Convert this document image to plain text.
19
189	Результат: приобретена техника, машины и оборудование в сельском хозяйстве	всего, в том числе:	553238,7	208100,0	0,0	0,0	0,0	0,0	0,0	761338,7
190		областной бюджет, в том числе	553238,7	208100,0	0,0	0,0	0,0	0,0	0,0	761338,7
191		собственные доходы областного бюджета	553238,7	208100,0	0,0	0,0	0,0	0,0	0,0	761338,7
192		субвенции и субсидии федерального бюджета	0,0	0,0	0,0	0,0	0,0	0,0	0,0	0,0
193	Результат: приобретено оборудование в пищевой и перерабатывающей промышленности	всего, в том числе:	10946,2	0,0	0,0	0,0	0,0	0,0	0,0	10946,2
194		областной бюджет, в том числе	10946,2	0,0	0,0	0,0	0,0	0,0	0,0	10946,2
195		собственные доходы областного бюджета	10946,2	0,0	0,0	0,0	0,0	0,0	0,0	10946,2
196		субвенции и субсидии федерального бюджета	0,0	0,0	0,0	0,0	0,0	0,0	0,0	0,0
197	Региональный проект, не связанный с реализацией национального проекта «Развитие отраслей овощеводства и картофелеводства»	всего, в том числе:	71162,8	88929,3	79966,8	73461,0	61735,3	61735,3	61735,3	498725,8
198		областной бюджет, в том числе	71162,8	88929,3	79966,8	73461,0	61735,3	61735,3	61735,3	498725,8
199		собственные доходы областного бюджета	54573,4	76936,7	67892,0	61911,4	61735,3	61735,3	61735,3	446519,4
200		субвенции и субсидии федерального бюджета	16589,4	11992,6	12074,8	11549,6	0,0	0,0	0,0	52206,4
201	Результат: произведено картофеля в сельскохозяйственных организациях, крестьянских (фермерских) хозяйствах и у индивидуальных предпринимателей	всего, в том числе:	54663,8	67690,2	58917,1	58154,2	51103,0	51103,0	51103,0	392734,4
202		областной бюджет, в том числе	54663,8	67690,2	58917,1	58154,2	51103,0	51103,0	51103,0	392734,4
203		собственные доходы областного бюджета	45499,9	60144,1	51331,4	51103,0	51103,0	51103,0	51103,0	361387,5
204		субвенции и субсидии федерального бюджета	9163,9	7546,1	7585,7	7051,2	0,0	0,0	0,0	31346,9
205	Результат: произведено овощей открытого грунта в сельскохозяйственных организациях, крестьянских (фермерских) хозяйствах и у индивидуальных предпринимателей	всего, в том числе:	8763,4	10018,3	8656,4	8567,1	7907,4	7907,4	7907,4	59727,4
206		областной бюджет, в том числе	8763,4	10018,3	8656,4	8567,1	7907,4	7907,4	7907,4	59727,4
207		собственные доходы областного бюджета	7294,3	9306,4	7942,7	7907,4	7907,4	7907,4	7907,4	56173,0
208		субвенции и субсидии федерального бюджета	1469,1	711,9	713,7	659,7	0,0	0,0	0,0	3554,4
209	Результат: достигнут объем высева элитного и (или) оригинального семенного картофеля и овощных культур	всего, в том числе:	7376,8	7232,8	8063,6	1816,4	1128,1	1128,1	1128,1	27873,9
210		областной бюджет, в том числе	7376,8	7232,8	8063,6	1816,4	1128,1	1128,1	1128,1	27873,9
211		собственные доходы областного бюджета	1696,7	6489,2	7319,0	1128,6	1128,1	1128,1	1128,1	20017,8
━━━━━━━━━━━━━━━━━━━━━━━━━━━━━━
Instructions for the task:
Select every line above that contains the word "собственные", and copy it.

Problem solution:
191		собственные доходы областного бюджета	553238,7	208100,0	0,0	0,0	0,0	0,0	0,0	761338,7
195		собственные доходы областного бюджета	10946,2	0,0	0,0	0,0	0,0	0,0	0,0	10946,2
199		собственные доходы областного бюджета	54573,4	76936,7	67892,0	61911,4	61735,3	61735,3	61735,3	446519,4
203		собственные доходы областного бюджета	45499,9	60144,1	51331,4	51103,0	51103,0	51103,0	51103,0	361387,5
207		собственные доходы областного бюджета	7294,3	9306,4	7942,7	7907,4	7907,4	7907,4	7907,4	56173,0
211		собственные доходы областного бюджета	1696,7	6489,2	7319,0	1128,6	1128,1	1128,1	1128,1	20017,8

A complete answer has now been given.